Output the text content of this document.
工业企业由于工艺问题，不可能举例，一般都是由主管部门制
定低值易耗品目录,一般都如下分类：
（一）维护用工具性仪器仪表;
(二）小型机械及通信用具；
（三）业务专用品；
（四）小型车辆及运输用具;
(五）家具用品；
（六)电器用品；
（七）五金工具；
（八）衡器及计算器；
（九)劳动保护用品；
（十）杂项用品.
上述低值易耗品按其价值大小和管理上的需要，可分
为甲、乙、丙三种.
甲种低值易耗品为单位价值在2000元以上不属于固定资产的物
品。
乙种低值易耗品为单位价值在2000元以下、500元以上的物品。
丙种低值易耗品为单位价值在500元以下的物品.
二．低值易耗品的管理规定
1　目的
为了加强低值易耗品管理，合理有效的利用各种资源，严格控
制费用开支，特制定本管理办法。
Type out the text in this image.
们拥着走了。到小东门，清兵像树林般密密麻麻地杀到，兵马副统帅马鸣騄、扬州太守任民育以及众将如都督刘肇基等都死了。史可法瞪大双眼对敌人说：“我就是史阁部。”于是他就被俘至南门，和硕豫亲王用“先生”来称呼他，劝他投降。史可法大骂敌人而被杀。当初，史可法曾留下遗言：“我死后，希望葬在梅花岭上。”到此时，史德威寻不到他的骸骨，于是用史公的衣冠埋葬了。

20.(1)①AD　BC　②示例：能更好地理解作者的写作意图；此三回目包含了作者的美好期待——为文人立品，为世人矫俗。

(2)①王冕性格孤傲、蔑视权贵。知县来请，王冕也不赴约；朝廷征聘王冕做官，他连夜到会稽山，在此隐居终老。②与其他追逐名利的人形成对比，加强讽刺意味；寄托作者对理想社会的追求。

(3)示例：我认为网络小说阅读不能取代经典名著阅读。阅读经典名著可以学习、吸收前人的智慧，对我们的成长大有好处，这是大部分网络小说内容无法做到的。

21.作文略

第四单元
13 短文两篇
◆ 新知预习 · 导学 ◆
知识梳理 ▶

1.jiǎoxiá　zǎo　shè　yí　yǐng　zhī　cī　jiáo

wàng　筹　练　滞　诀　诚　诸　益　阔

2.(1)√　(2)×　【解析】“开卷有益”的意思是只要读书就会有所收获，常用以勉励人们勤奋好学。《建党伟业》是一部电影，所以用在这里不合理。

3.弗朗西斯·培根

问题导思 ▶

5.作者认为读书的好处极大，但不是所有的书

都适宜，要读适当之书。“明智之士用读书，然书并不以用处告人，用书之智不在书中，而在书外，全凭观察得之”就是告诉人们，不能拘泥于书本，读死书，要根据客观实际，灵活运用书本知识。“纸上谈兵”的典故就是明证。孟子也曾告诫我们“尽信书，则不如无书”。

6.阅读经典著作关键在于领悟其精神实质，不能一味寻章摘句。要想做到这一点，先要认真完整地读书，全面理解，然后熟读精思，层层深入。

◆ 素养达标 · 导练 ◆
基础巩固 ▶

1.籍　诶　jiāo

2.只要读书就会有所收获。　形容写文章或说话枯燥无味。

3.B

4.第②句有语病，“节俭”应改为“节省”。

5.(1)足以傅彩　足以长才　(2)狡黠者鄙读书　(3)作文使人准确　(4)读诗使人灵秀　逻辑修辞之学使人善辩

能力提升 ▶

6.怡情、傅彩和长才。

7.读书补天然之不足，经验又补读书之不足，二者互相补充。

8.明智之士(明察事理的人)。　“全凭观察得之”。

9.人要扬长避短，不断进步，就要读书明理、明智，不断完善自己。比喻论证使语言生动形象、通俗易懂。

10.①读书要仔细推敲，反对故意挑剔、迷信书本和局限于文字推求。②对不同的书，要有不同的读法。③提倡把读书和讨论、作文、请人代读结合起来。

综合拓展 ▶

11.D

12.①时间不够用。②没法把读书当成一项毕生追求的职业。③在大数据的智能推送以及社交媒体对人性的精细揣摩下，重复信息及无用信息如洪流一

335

▸ **TASK GOAL**
Count up every line above that has the word "text" in it; answer with the number alone.

▸ **OUTPUT FOR THIS EXERCISE**
2